Directions -> Reproduce the records below exactly; the images should not appear.

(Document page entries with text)
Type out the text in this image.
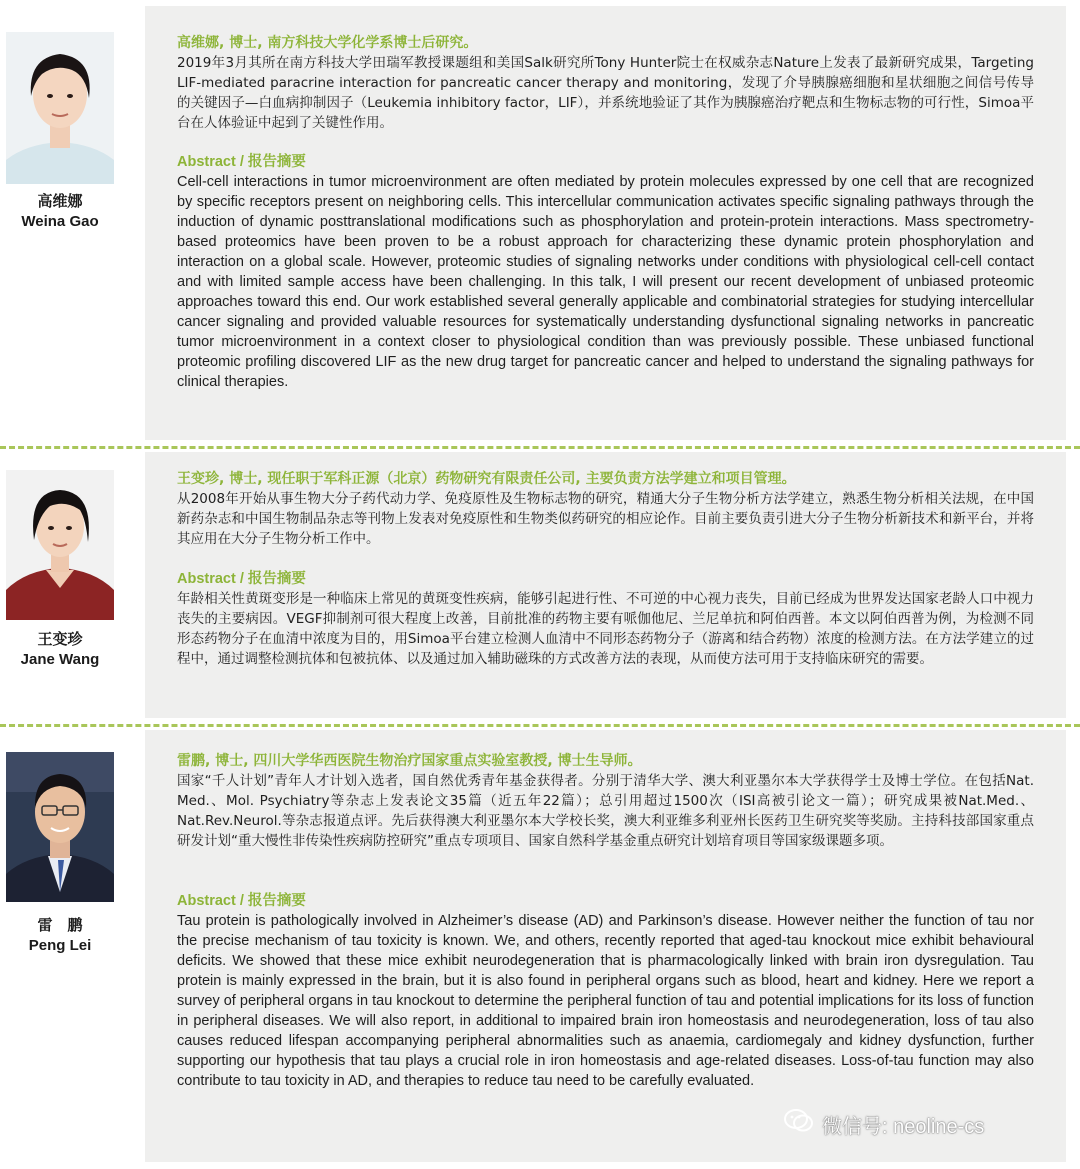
高维娜
Weina Gao
高维娜, 博士, 南方科技大学化学系博士后研究。
2019年3月其所在南方科技大学田瑞军教授课题组和美国Salk研究所Tony Hunter院士在权威杂志Nature上发表了最新研究成果，Targeting LIF-mediated paracrine interaction for pancreatic cancer therapy and monitoring，发现了介导胰腺癌细胞和星状细胞之间信号传导的关键因子—白血病抑制因子（Leukemia inhibitory factor，LIF），并系统地验证了其作为胰腺癌治疗靶点和生物标志物的可行性，Simoa平台在人体验证中起到了关键性作用。
Abstract / 报告摘要
Cell-cell interactions in tumor microenvironment are often mediated by protein molecules expressed by one cell that are recognized by specific receptors present on neighboring cells. This intercellular communication activates specific signaling pathways through the induction of dynamic posttranslational modifications such as phosphorylation and protein-protein interactions. Mass spectrometry-based proteomics have been proven to be a robust approach for characterizing these dynamic protein phosphorylation and interaction on a global scale. However, proteomic studies of signaling networks under conditions with physiological cell-cell contact and with limited sample access have been challenging. In this talk, I will present our recent development of unbiased proteomic approaches toward this end. Our work established several generally applicable and combinatorial strategies for studying intercellular cancer signaling and provided valuable resources for systematically understanding dysfunctional signaling networks in pancreatic tumor microenvironment in a context closer to physiological condition than was previously possible. These unbiased functional proteomic profiling discovered LIF as the new drug target for pancreatic cancer and helped to understand the signaling pathways for clinical therapies.
王变珍
Jane Wang
王变珍, 博士, 现任职于军科正源（北京）药物研究有限责任公司, 主要负责方法学建立和项目管理。
从2008年开始从事生物大分子药代动力学、免疫原性及生物标志物的研究，精通大分子生物分析方法学建立，熟悉生物分析相关法规，在中国新药杂志和中国生物制品杂志等刊物上发表对免疫原性和生物类似药研究的相应论作。目前主要负责引进大分子生物分析新技术和新平台，并将其应用在大分子生物分析工作中。
Abstract / 报告摘要
年龄相关性黄斑变形是一种临床上常见的黄斑变性疾病，能够引起进行性、不可逆的中心视力丧失，目前已经成为世界发达国家老龄人口中视力丧失的主要病因。VEGF抑制剂可很大程度上改善，目前批准的药物主要有哌伽他尼、兰尼单抗和阿伯西普。本文以阿伯西普为例，为检测不同形态药物分子在血清中浓度为目的，用Simoa平台建立检测人血清中不同形态药物分子（游离和结合药物）浓度的检测方法。在方法学建立的过程中，通过调整检测抗体和包被抗体、以及通过加入辅助磁珠的方式改善方法的表现，从而使方法可用于支持临床研究的需要。
雷　鹏
Peng Lei
雷鹏, 博士, 四川大学华西医院生物治疗国家重点实验室教授, 博士生导师。
国家“千人计划”青年人才计划入选者，国自然优秀青年基金获得者。分别于清华大学、澳大利亚墨尔本大学获得学士及博士学位。在包括Nat. Med.、Mol. Psychiatry等杂志上发表论文35篇（近五年22篇）；总引用超过1500次（ISI高被引论文一篇）；研究成果被Nat.Med.、Nat.Rev.Neurol.等杂志报道点评。先后获得澳大利亚墨尔本大学校长奖，澳大利亚维多利亚州长医药卫生研究奖等奖励。主持科技部国家重点研发计划“重大慢性非传染性疾病防控研究”重点专项项目、国家自然科学基金重点研究计划培育项目等国家级课题多项。
Abstract / 报告摘要
Tau protein is pathologically involved in Alzheimer’s disease (AD) and Parkinson’s disease. However neither the function of tau nor the precise mechanism of tau toxicity is known. We, and others, recently reported that aged-tau knockout mice exhibit behavioural deficits. We showed that these mice exhibit neurodegeneration that is pharmacologically linked with brain iron dysregulation. Tau protein is mainly expressed in the brain, but it is also found in peripheral organs such as blood, heart and kidney. Here we report a survey of peripheral organs in tau knockout to determine the peripheral function of tau and potential implications for its loss of function in peripheral diseases. We will also report, in additional to impaired brain iron homeostasis and neurodegeneration, loss of tau also causes reduced lifespan accompanying peripheral abnormalities such as anaemia, cardiomegaly and kidney dysfunction, further supporting our hypothesis that tau plays a crucial role in iron homeostasis and age-related diseases. Loss-of-tau function may also contribute to tau toxicity in AD, and therapies to reduce tau need to be carefully evaluated.
微信号: neoline-cs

Completed task ->
Type out the text in this image.
高维娜
Weina Gao
高维娜, 博士, 南方科技大学化学系博士后研究。
2019年3月其所在南方科技大学田瑞军教授课题组和美国Salk研究所Tony Hunter院士在权威杂志Nature上发表了最新研究成果，Targeting LIF-mediated paracrine interaction for pancreatic cancer therapy and monitoring，发现了介导胰腺癌细胞和星状细胞之间信号传导的关键因子—白血病抑制因子（Leukemia inhibitory factor，LIF），并系统地验证了其作为胰腺癌治疗靶点和生物标志物的可行性，Simoa平台在人体验证中起到了关键性作用。
Abstract / 报告摘要
Cell-cell interactions in tumor microenvironment are often mediated by protein molecules expressed by one cell that are recognized by specific receptors present on neighboring cells. This intercellular communication activates specific signaling pathways through the induction of dynamic posttranslational modifications such as phosphorylation and protein-protein interactions. Mass spectrometry-based proteomics have been proven to be a robust approach for characterizing these dynamic protein phosphorylation and interaction on a global scale. However, proteomic studies of signaling networks under conditions with physiological cell-cell contact and with limited sample access have been challenging. In this talk, I will present our recent development of unbiased proteomic approaches toward this end. Our work established several generally applicable and combinatorial strategies for studying intercellular cancer signaling and provided valuable resources for systematically understanding dysfunctional signaling networks in pancreatic tumor microenvironment in a context closer to physiological condition than was previously possible. These unbiased functional proteomic profiling discovered LIF as the new drug target for pancreatic cancer and helped to understand the signaling pathways for clinical therapies.
王变珍
Jane Wang
王变珍, 博士, 现任职于军科正源（北京）药物研究有限责任公司, 主要负责方法学建立和项目管理。
从2008年开始从事生物大分子药代动力学、免疫原性及生物标志物的研究，精通大分子生物分析方法学建立，熟悉生物分析相关法规，在中国新药杂志和中国生物制品杂志等刊物上发表对免疫原性和生物类似药研究的相应论作。目前主要负责引进大分子生物分析新技术和新平台，并将其应用在大分子生物分析工作中。
Abstract / 报告摘要
年龄相关性黄斑变形是一种临床上常见的黄斑变性疾病，能够引起进行性、不可逆的中心视力丧失，目前已经成为世界发达国家老龄人口中视力丧失的主要病因。VEGF抑制剂可很大程度上改善，目前批准的药物主要有哌伽他尼、兰尼单抗和阿伯西普。本文以阿伯西普为例，为检测不同形态药物分子在血清中浓度为目的，用Simoa平台建立检测人血清中不同形态药物分子（游离和结合药物）浓度的检测方法。在方法学建立的过程中，通过调整检测抗体和包被抗体、以及通过加入辅助磁珠的方式改善方法的表现，从而使方法可用于支持临床研究的需要。
雷　鹏
Peng Lei
雷鹏, 博士, 四川大学华西医院生物治疗国家重点实验室教授, 博士生导师。
国家“千人计划”青年人才计划入选者，国自然优秀青年基金获得者。分别于清华大学、澳大利亚墨尔本大学获得学士及博士学位。在包括Nat. Med.、Mol. Psychiatry等杂志上发表论文35篇（近五年22篇）；总引用超过1500次（ISI高被引论文一篇）；研究成果被Nat.Med.、Nat.Rev.Neurol.等杂志报道点评。先后获得澳大利亚墨尔本大学校长奖，澳大利亚维多利亚州长医药卫生研究奖等奖励。主持科技部国家重点研发计划“重大慢性非传染性疾病防控研究”重点专项项目、国家自然科学基金重点研究计划培育项目等国家级课题多项。
Abstract / 报告摘要
Tau protein is pathologically involved in Alzheimer’s disease (AD) and Parkinson’s disease. However neither the function of tau nor the precise mechanism of tau toxicity is known. We, and others, recently reported that aged-tau knockout mice exhibit behavioural deficits. We showed that these mice exhibit neurodegeneration that is pharmacologically linked with brain iron dysregulation. Tau protein is mainly expressed in the brain, but it is also found in peripheral organs such as blood, heart and kidney. Here we report a survey of peripheral organs in tau knockout to determine the peripheral function of tau and potential implications for its loss of function in peripheral diseases. We will also report, in additional to impaired brain iron homeostasis and neurodegeneration, loss of tau also causes reduced lifespan accompanying peripheral abnormalities such as anaemia, cardiomegaly and kidney dysfunction, further supporting our hypothesis that tau plays a crucial role in iron homeostasis and age-related diseases. Loss-of-tau function may also contribute to tau toxicity in AD, and therapies to reduce tau need to be carefully evaluated.
微信号: neoline-cs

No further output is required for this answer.